● WHAT YOU HAVE TO DO: Where a line in the listing below contains the word "title", copy that line.
## begin INFORMATION GIVEN
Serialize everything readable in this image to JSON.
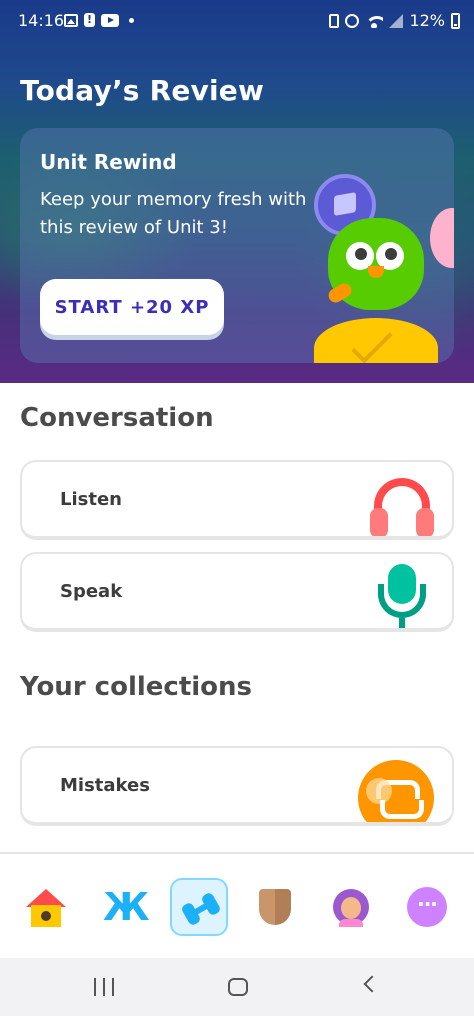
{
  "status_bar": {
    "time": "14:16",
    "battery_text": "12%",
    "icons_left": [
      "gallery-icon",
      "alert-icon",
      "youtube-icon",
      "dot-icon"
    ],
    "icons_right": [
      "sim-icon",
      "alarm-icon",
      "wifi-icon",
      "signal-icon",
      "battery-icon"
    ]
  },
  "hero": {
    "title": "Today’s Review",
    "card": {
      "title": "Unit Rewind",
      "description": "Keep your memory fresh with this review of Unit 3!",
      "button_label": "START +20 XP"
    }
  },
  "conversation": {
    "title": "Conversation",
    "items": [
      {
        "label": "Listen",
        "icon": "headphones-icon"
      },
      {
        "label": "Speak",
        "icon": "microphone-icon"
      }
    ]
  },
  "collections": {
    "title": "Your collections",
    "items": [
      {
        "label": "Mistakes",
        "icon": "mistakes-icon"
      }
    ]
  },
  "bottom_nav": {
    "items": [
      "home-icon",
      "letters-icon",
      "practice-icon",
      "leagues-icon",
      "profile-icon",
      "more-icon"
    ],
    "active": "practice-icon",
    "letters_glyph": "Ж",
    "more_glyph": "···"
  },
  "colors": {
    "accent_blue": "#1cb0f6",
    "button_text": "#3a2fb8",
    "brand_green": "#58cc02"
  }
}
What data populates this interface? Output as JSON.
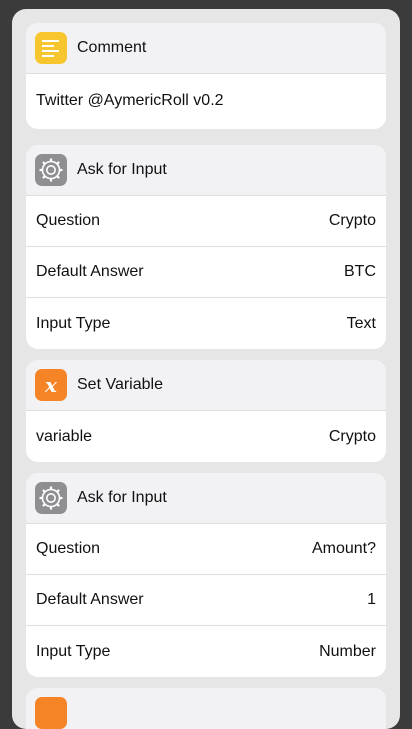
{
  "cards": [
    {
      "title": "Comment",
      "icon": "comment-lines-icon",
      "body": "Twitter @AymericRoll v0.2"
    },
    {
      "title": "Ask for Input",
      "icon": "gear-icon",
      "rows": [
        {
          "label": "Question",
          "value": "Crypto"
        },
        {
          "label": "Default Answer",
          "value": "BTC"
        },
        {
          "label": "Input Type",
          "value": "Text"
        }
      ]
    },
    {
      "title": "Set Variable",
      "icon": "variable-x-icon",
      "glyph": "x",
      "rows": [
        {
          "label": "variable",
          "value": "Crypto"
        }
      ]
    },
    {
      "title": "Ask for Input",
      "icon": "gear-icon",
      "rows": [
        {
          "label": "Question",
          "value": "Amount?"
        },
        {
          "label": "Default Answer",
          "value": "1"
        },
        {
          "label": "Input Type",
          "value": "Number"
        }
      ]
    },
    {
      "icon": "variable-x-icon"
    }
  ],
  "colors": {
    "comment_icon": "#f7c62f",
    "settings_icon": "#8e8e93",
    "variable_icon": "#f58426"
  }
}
## end INFORMATION GIVEN
● SOLUTION BELOW:
    "title": "Today’s Review",
      "title": "Unit Rewind",
    "title": "Conversation",
    "title": "Your collections",
      "title": "Comment",
      "title": "Ask for Input",
      "title": "Set Variable",
      "title": "Ask for Input",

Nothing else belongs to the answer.